INSTRUCTIONS TO FOLLOW: Repeat the listing starting with the line with "Identify all the" and going on through the line with "mapbox-mark-icon (37, 719, 67, 755)", swapping "dealership" for "service center" and keeping everything else the same. Leave out the pictures.

DATA PROVIDED:
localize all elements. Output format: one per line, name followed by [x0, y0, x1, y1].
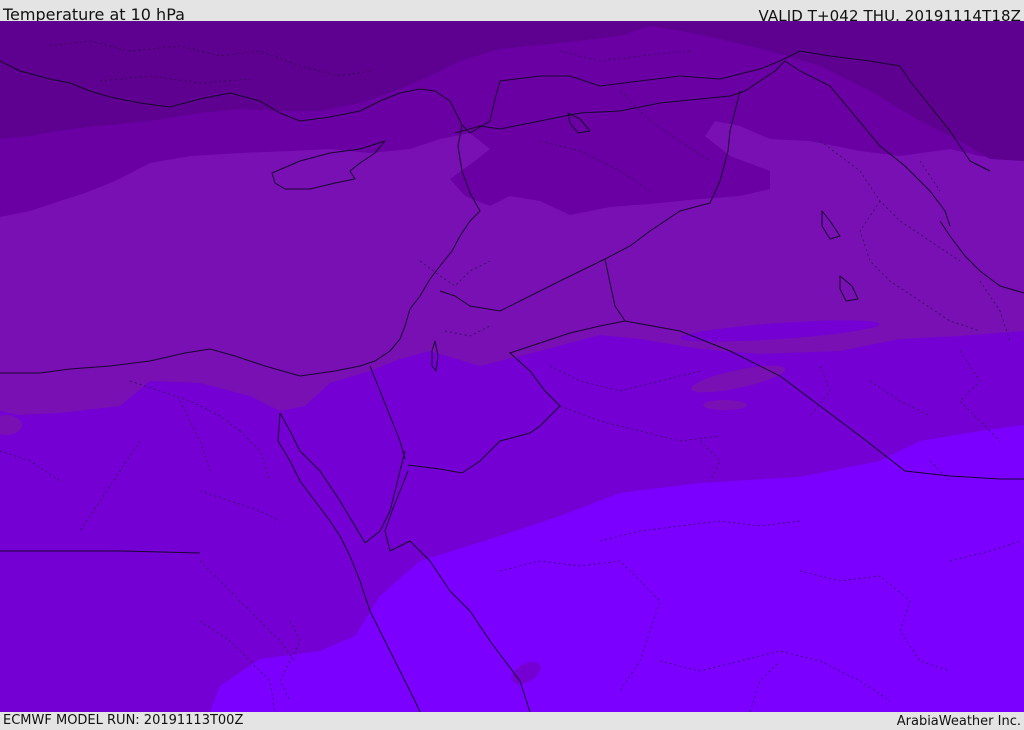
---
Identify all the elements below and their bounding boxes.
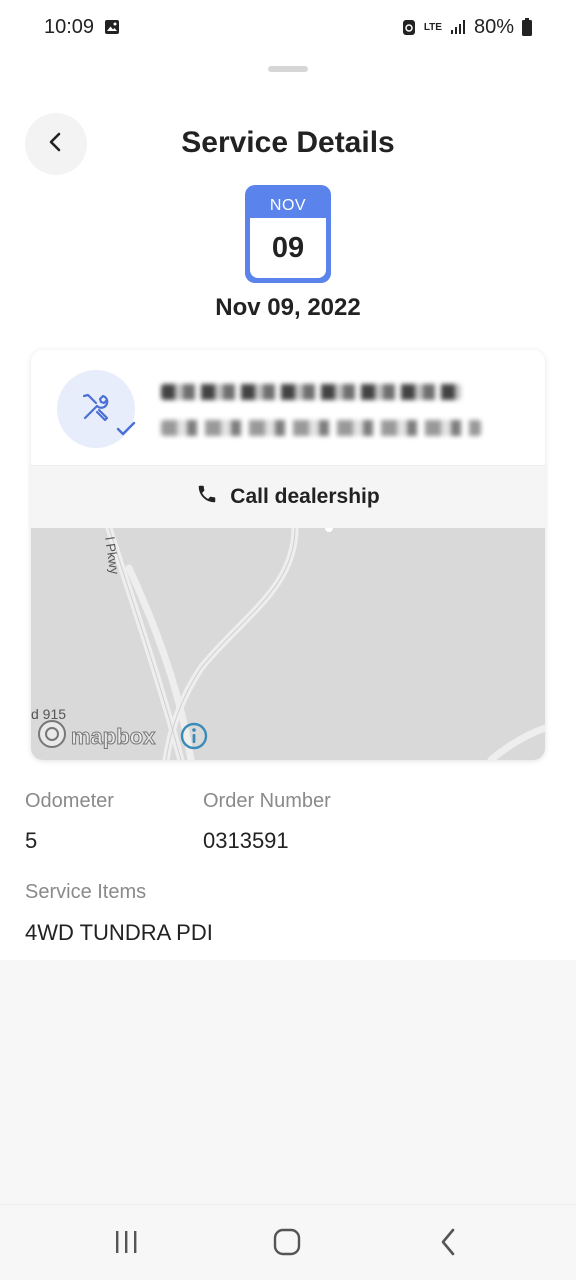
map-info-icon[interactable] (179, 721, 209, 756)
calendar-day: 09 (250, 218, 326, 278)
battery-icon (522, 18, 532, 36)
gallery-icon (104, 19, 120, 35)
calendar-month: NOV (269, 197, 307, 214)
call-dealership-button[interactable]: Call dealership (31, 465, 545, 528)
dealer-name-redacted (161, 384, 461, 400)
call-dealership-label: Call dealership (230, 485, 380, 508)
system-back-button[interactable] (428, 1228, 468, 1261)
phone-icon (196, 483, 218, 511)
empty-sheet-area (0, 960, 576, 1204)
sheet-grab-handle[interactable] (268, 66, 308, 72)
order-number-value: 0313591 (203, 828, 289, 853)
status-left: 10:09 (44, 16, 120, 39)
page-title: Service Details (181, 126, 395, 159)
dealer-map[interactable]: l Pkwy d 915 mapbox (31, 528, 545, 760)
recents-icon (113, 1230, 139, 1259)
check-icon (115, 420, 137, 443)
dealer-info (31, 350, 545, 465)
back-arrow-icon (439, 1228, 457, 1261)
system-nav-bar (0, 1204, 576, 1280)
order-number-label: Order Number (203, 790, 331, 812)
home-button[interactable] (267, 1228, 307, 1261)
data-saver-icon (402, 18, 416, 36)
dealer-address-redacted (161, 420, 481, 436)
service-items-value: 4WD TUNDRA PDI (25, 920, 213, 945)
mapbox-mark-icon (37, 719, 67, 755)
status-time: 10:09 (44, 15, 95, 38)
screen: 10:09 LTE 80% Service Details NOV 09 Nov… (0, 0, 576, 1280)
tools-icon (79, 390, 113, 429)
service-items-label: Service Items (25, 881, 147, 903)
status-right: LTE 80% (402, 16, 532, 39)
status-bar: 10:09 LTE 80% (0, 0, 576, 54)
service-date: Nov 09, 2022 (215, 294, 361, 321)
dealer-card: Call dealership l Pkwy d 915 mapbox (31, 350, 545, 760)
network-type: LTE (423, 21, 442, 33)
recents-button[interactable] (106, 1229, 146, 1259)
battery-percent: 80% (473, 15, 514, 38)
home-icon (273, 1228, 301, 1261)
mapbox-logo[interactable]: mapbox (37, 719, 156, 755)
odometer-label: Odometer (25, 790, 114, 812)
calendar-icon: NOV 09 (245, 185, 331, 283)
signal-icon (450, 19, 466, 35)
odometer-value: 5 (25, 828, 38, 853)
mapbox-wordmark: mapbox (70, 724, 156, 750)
* * *
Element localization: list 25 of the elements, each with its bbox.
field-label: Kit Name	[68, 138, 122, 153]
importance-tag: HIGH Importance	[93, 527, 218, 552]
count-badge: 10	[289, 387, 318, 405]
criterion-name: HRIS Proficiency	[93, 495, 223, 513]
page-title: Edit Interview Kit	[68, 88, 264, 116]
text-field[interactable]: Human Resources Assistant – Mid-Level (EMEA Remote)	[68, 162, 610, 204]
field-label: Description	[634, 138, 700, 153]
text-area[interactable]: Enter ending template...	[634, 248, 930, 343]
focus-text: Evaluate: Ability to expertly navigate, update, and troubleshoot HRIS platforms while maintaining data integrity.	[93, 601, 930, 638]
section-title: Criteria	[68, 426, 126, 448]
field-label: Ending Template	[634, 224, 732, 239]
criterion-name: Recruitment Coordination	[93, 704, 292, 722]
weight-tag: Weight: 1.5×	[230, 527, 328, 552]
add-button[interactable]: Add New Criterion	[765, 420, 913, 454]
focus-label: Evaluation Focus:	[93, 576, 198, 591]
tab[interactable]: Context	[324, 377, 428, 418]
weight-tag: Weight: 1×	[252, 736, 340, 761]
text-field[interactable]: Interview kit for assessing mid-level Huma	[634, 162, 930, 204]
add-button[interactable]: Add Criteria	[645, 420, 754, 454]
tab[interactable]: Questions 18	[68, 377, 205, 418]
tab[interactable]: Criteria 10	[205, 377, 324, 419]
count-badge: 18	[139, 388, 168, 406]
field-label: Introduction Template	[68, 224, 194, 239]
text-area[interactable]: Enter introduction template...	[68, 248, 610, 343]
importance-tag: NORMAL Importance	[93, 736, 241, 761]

TASK OUTPUT:
Identify all the elements below and their bounding boxes.
map-info-icon[interactable] (179, 721, 209, 756)
calendar-day: 09 (250, 218, 326, 278)
battery-icon (522, 18, 532, 36)
gallery-icon (104, 19, 120, 35)
calendar-month: NOV (269, 197, 307, 214)
call-service center-button[interactable]: Call service center (31, 465, 545, 528)
dealer-name-redacted (161, 384, 461, 400)
call-service center-label: Call service center (230, 485, 380, 508)
system-back-button[interactable] (428, 1228, 468, 1261)
phone-icon (196, 483, 218, 511)
empty-sheet-area (0, 960, 576, 1204)
sheet-grab-handle[interactable] (268, 66, 308, 72)
order-number-value: 0313591 (203, 828, 289, 853)
status-left: 10:09 (44, 16, 120, 39)
page-title: Service Details (181, 126, 395, 159)
dealer-map[interactable]: l Pkwy d 915 mapbox (31, 528, 545, 760)
recents-icon (113, 1230, 139, 1259)
check-icon (115, 420, 137, 443)
dealer-info (31, 350, 545, 465)
back-arrow-icon (439, 1228, 457, 1261)
system-nav-bar (0, 1204, 576, 1280)
order-number-label: Order Number (203, 790, 331, 812)
home-button[interactable] (267, 1228, 307, 1261)
data-saver-icon (402, 18, 416, 36)
dealer-address-redacted (161, 420, 481, 436)
service-items-value: 4WD TUNDRA PDI (25, 920, 213, 945)
mapbox-mark-icon (37, 719, 67, 755)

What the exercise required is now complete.